◆ **ARBEITSAUFTRÄGE**
A. Nenne alle Wendungen, die im Auszug über den Radschnellwegbau in NRW in Anführungszeichen stehen.
B. Schreibe den Auszug über den Radschnellwegbau in NRW im Anschluss an seinen letzten Satz weiter.

◆ **AUSZUG**
Dabei fehlt es nicht an schwarz-grünen Willensbekundungen, den Radschnellwegbau beschleunigen zu wollen. „Da muss Druck drauf“, versprach der damalige CDU-Landesverkehrsminister und jetzige NRW-Ministerpräsident Hendrik Wüst schon im Sommer 2021 bei der Einweihung des Gelsenkirchener Teilstücks des Radschnellwegs Ruhr.

„So, wie es jetzt ist, kann es nicht bleiben“, ließ sich sein Nachfolger von den Grünen, Oliver Krischer, Ende 2022 im Blog Ruhrbarone zitieren. Und im März 2023 hieß es aus Krischers Düsseldorfer Umwelt- und Verkehrsministerium auf taz-Anfrage: Um endlich Ergebnisse zu sehen, gebe es bei Straßen NRW bereits mehr Stellen – und „organisatorische Anpassungen“.

Planungsstellen im Aufbau

Auch hausintern hat der Grüne offenbar Druck gemacht, um die jahrzehntelange Fixierung auf das Auto aufzubrechen – und seine Ministerialen zu einer „Neuordnung“ verdonnert. Im Verkehrsministerium gebe es jetzt eine neue „Gruppe Radverkehr“, ebenso eine „AG Radwege“, heißt es aus Düsseldorf.

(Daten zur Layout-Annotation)
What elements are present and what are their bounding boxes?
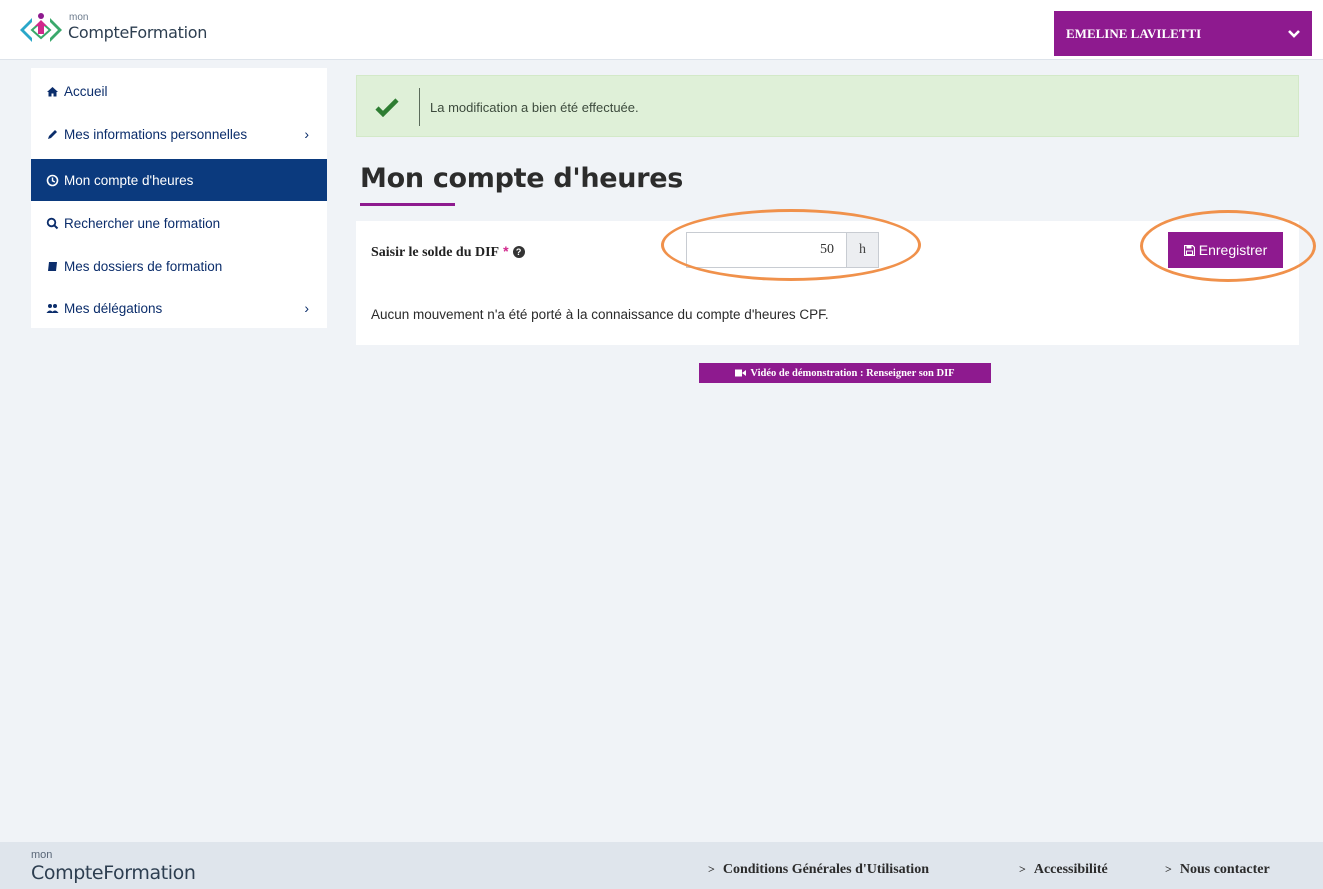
user-menu-button[interactable]: EMELINE LAVILETTI	[1054, 11, 1312, 56]
save-button[interactable]: Enregistrer	[1168, 232, 1283, 268]
clock-icon	[46, 174, 59, 186]
dif-balance-input[interactable]	[686, 232, 846, 268]
chevron-right-icon: >	[1165, 862, 1172, 876]
footer-link-cgu[interactable]: > Conditions Générales d'Utilisation	[708, 862, 929, 878]
video-camera-icon	[735, 369, 747, 377]
sidebar-item-label: Rechercher une formation	[64, 215, 221, 231]
footer: mon CompteFormation > Conditions Générale…	[0, 842, 1323, 889]
dif-label-text: Saisir le solde du DIF	[371, 245, 500, 260]
footer-link-contact[interactable]: > Nous contacter	[1165, 862, 1270, 878]
dif-field-label: Saisir le solde du DIF *?	[371, 243, 525, 261]
sidebar-item-label: Accueil	[64, 83, 108, 99]
sidebar-item-rechercher[interactable]: Rechercher une formation	[31, 202, 327, 244]
logo-mon-text: mon	[69, 12, 89, 23]
alert-message: La modification a bien été effectuée.	[430, 100, 639, 115]
sidebar-item-compte-heures[interactable]: Mon compte d'heures	[31, 159, 327, 201]
top-header: mon CompteFormation EMELINE LAVILETTI	[0, 0, 1323, 60]
search-icon	[46, 217, 59, 229]
sidebar-item-dossiers[interactable]: Mes dossiers de formation	[31, 245, 327, 287]
footer-link-accessibilite[interactable]: > Accessibilité	[1019, 862, 1108, 878]
logo-icon	[20, 13, 62, 42]
chevron-down-icon	[1288, 30, 1300, 38]
dif-panel: Saisir le solde du DIF*? h Enregistrer A…	[356, 221, 1299, 345]
sidebar-item-label: Mon compte d'heures	[64, 172, 194, 188]
title-underline	[360, 203, 455, 206]
footer-link-label: Accessibilité	[1033, 862, 1108, 877]
book-icon	[48, 261, 57, 271]
footer-link-label: Nous contacter	[1179, 862, 1270, 877]
chevron-right-icon: >	[1019, 862, 1026, 876]
hours-unit-addon: h	[846, 232, 879, 268]
check-icon	[375, 98, 399, 117]
footer-logo-name: CompteFormation	[31, 862, 196, 884]
page-title: Mon compte d'heures	[360, 163, 684, 194]
sidebar-item-delegations[interactable]: Mes délégations ›	[31, 287, 327, 329]
user-name: EMELINE LAVILETTI	[1066, 25, 1202, 41]
sidebar-item-label: Mes dossiers de formation	[64, 258, 223, 274]
footer-link-label: Conditions Générales d'Utilisation	[722, 862, 929, 877]
logo[interactable]: mon CompteFormation	[18, 10, 218, 50]
home-icon	[47, 86, 58, 96]
pencil-icon	[48, 129, 57, 139]
sidebar-item-informations[interactable]: Mes informations personnelles ›	[31, 113, 327, 155]
demo-video-label: Vidéo de démonstration : Renseigner son …	[750, 367, 955, 379]
sidebar-nav: Accueil Mes informations personnelles › …	[31, 68, 327, 328]
chevron-right-icon: ›	[304, 126, 309, 142]
required-mark: *	[503, 243, 509, 259]
success-alert: La modification a bien été effectuée.	[356, 75, 1299, 137]
alert-divider	[419, 88, 420, 126]
save-button-label: Enregistrer	[1198, 242, 1268, 258]
chevron-right-icon: ›	[304, 300, 309, 316]
floppy-disk-icon	[1183, 244, 1195, 256]
demo-video-button[interactable]: Vidéo de démonstration : Renseigner son …	[699, 363, 991, 383]
help-icon[interactable]: ?	[512, 246, 525, 258]
users-icon	[46, 303, 59, 313]
footer-logo-mon: mon	[31, 849, 53, 861]
chevron-right-icon: >	[708, 862, 715, 876]
sidebar-item-accueil[interactable]: Accueil	[31, 70, 327, 112]
logo-name-text: CompteFormation	[68, 23, 208, 42]
sidebar-item-label: Mes informations personnelles	[64, 126, 248, 142]
sidebar-item-label: Mes délégations	[64, 300, 163, 316]
no-movement-text: Aucun mouvement n'a été porté à la conna…	[371, 307, 829, 322]
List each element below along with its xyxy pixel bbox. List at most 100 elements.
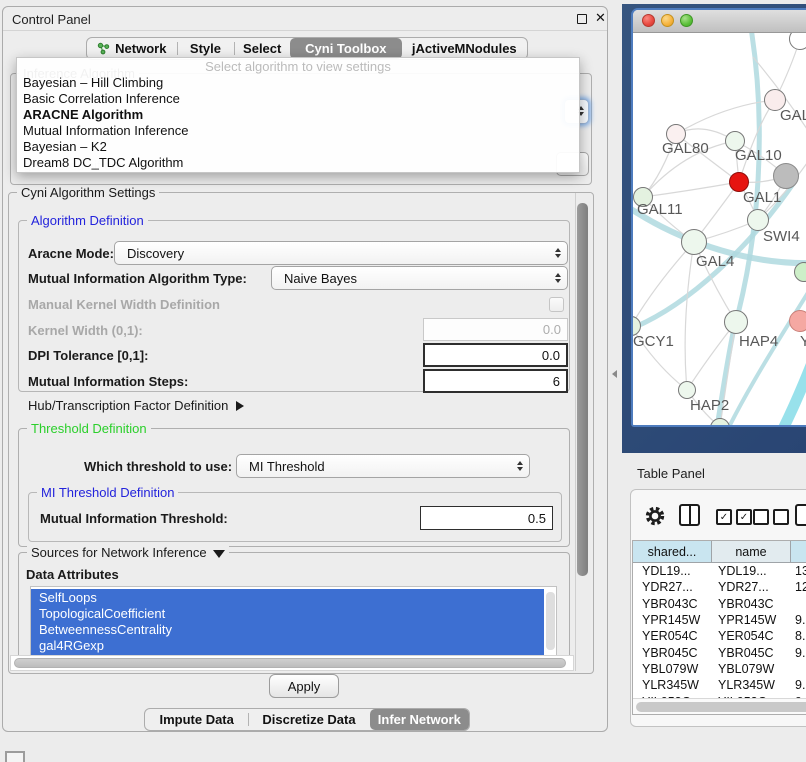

◆ **LÖSUNGEN**
A.
- „Da muss Druck drauf“
- „So, wie es jetzt ist, kann es nicht bleiben“
- „organisatorische Anpassungen“
- „Neuordnung“
- „Gruppe Radverkehr“
- „AG Radwege“

B.
In der Zentrale des nachgeordneten Landesbetriebs Straßen NRW sei ein „Sachgebiet Radverkehr“ geschaffen worden, ebenso wie „Arbeitsgemeinschaften Radverkehr“ in „jeder der acht Regionalniederlassungen“. Außerdem solle ein „Netzwerk Radschnellverbindungen“ für einen „regelmäßigen Austausch aller an Planung und Bau Beteiligten“ sorgen – offenbar werkelten die bisher wenig koordiniert nebeneinander her.

Vor Ort aber herrscht oft noch Enttäuschung. So befinde sich etwa der Radschnellweg Frechen – Köln auch zehn Jahre nach Veröffentlichung eines ersten Machbarkeitsberichts „in der Vor-Planung“, klagt die Frechener CDU-Bürgermeisterin Susanne Stupp – und mahnt, das Projekt dürfe „nicht in Vergessenheit geraten“. Bei der Demo des ADFC am Samstag will die Rathauschefin deshalb dabei sein – wie für viele überraschend auch Minister Krischer selbst.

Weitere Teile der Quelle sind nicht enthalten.